=== Text provided ===

• • •

Case Law Ill. Nat'l Ins. Co. v. Alixpartners LLP, 337564

Ill. Nat'l Ins. Co. v. Alixpartners LLP, 337564

Document Cited Authorities (27) Cited in Related

If this opinion indicates that it is "FOR PUBLICATION," it is subject to revision until final publication in the Michigan Appeals Reports.

UNPUBLISHED

Oakland Circuit Court

LC No. 2014-141526

Before: SERVITTO, P.J., and GLEICHER and STEPHENS, JJ.

PER CURIAM.

In this professional liability insurance coverage dispute, plaintiff Illinois National Insurance Company appeals as of right the trial court's opinion and order granting MCR 2.116(C)(10) summary disposition in favor of defendant AlixPartners LLP and denying it the same. We affirm.

I. BACKGROUND

Plaintiff unsuccessfully sued to recoup the payment of an $18,507,861.92 arbitration award on defendant's behalf in February 2013. After making the payment, plaintiff determined it should not have paid, because the claim was not covered under any of the three professional liability insurance policies it issued to defendant. These policies are referred to in this opinion as: 1) The Tail Policy, 2) Policy 1, and 3) Policy 2. The policy period for the Tail Policy was from February 25, 2006 to February 25, 2007 with an extended reporting period (ERP) from October 12, 2006 to October 12, 2008. The policy period for Policy 1 was from October 12, 2006 to March 15, 2008. The policy period for Policy 2 was retroactive from February 15, 1998 through the ERP of August 30, 2009.

Our resolution of this matter requires an examination of the events that preceded the filing of the claim that resulted in the arbitration award. The award pertained to a claim against defendant made by Kingsbridge Capital, an investment advisor firm headquartered in London. The parties commenced a business relationship on February 28, 2006, when defendant and Kingsbridge entered into a consulting agreement whereby defendant agreed to provide Kingsbridge support in the due diligence process for its acquisition of Märklin, a model train company headquartered in Germany. On March 24, 2006, defendant issued a due diligence report. Kingsbridge, relying on that report, purchased 100% of Märklin's equity, as well as a significant portion of its debt on May 11, 2006, anticipating the potential turnaround discussed in the report. A few weeks later, on May 24, 2006, defendant entered into a separate agreement with the newly acquired Märklin to provide the company with management services to assist it with its turnaround.

Märklin did not perform as defendant had projected however, and on December 19, 2007, at a meeting of the Märklin advisory board, board Chairman Michel Perraudin, blamed a 3 to 3.5 million Euro loss in Märklin's Earnings Before Interest, Taxes, Depreciation and Amortization (EBITDA) on defendant's inadequate management. At that meeting, Perraudin also suggested that defendant return part of its management fees to help improve Märklin's bottom line. In letters dated March 7, 2008 and April 21, 2008 from Perruadin to Dr. Ulrich Wlecke, one of defendant's managing directors, Perruadin demanded that defendant waive 50% of its consulting fees, as well as all of its success fees and capital gain participation because Märklin's EBITDA was millions below the projected earnings defendant presented in its due diligence report to Kingsbridge. Defendant responded by letter on March 25, 2008 and April 21, 2008, calling the request absurd and stating that it still expected to be paid the fees owed.

• • •

=== Data entries ===
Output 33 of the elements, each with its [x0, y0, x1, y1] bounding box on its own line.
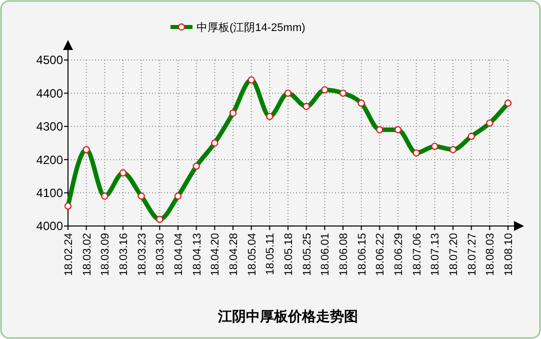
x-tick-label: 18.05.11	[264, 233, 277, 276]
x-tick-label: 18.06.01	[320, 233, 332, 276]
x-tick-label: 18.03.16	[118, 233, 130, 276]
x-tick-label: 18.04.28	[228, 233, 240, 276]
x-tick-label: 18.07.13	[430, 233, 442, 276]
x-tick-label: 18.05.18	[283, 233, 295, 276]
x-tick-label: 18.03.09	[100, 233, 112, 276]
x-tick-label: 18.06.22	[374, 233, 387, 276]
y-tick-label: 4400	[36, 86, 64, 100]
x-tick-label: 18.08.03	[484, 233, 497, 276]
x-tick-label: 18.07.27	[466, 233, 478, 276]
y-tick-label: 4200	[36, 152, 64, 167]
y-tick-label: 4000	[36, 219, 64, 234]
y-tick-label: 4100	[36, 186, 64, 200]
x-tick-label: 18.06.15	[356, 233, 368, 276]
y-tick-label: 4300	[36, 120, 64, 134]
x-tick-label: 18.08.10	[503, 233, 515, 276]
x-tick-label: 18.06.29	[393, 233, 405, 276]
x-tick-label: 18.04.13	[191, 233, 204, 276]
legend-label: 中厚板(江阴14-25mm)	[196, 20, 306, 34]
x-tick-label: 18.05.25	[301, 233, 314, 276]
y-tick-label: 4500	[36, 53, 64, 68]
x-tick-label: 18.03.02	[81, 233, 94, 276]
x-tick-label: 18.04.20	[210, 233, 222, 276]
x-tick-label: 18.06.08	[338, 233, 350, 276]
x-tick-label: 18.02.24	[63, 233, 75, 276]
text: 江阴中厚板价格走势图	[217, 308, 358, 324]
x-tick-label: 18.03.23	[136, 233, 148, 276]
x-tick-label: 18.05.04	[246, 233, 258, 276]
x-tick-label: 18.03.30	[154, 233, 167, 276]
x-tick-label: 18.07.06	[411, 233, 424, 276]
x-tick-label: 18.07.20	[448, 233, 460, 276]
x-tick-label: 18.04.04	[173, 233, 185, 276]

• • •

=== Task requirements ===
In the insurance opinion, rewrite everything from "LC No. 2014-141526" down to "same. We affirm.", changing "summary disposition" to "summary judgment".

=== Task solution ===
LC No. 2014-141526

Before: SERVITTO, P.J., and GLEICHER and STEPHENS, JJ.

PER CURIAM.

In this professional liability insurance coverage dispute, plaintiff Illinois National Insurance Company appeals as of right the trial court's opinion and order granting MCR 2.116(C)(10) summary judgment in favor of defendant AlixPartners LLP and denying it the same. We affirm.